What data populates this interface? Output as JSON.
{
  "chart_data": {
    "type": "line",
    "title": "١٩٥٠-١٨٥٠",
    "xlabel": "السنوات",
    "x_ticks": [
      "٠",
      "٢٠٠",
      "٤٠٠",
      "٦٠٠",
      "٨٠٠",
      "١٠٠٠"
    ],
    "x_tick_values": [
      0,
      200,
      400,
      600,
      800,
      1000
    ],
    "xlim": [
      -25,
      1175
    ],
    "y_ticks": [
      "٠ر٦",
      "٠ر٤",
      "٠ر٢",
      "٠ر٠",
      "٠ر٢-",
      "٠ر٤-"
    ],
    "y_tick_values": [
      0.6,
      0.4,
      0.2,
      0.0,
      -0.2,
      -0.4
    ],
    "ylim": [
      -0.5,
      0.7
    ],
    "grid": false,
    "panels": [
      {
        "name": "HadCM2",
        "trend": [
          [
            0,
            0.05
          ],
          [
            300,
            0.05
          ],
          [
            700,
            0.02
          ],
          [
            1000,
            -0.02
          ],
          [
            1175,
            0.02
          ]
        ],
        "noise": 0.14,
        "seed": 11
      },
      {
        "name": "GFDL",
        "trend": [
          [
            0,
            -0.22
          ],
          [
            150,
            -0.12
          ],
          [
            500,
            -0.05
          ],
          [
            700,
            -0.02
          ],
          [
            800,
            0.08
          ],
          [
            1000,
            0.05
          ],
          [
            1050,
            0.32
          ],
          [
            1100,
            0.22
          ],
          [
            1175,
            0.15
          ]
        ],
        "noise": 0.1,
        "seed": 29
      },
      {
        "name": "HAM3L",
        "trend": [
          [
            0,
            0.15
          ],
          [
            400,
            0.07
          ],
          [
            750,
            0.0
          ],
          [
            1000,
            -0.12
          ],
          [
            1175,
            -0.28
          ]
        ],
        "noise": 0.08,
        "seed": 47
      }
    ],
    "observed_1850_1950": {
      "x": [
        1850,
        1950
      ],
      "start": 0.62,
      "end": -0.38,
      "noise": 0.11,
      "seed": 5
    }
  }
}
-=-=-=-=-
• _What to produce_:
Would you copy out each line exactly as written?

• _Answer to the problem_:
What data populates this interface? Output as JSON.
{
  "chart_data": {
    "type": "line",
    "title": "١٩٥٠-١٨٥٠",
    "xlabel": "السنوات",
    "x_ticks": [
      "٠",
      "٢٠٠",
      "٤٠٠",
      "٦٠٠",
      "٨٠٠",
      "١٠٠٠"
    ],
    "x_tick_values": [
      0,
      200,
      400,
      600,
      800,
      1000
    ],
    "xlim": [
      -25,
      1175
    ],
    "y_ticks": [
      "٠ر٦",
      "٠ر٤",
      "٠ر٢",
      "٠ر٠",
      "٠ر٢-",
      "٠ر٤-"
    ],
    "y_tick_values": [
      0.6,
      0.4,
      0.2,
      0.0,
      -0.2,
      -0.4
    ],
    "ylim": [
      -0.5,
      0.7
    ],
    "grid": false,
    "panels": [
      {
        "name": "HadCM2",
        "trend": [
          [
            0,
            0.05
          ],
          [
            300,
            0.05
          ],
          [
            700,
            0.02
          ],
          [
            1000,
            -0.02
          ],
          [
            1175,
            0.02
          ]
        ],
        "noise": 0.14,
        "seed": 11
      },
      {
        "name": "GFDL",
        "trend": [
          [
            0,
            -0.22
          ],
          [
            150,
            -0.12
          ],
          [
            500,
            -0.05
          ],
          [
            700,
            -0.02
          ],
          [
            800,
            0.08
          ],
          [
            1000,
            0.05
          ],
          [
            1050,
            0.32
          ],
          [
            1100,
            0.22
          ],
          [
            1175,
            0.15
          ]
        ],
        "noise": 0.1,
        "seed": 29
      },
      {
        "name": "HAM3L",
        "trend": [
          [
            0,
            0.15
          ],
          [
            400,
            0.07
          ],
          [
            750,
            0.0
          ],
          [
            1000,
            -0.12
          ],
          [
            1175,
            -0.28
          ]
        ],
        "noise": 0.08,
        "seed": 47
      }
    ],
    "observed_1850_1950": {
      "x": [
        1850,
        1950
      ],
      "start": 0.62,
      "end": -0.38,
      "noise": 0.11,
      "seed": 5
    }
  }
}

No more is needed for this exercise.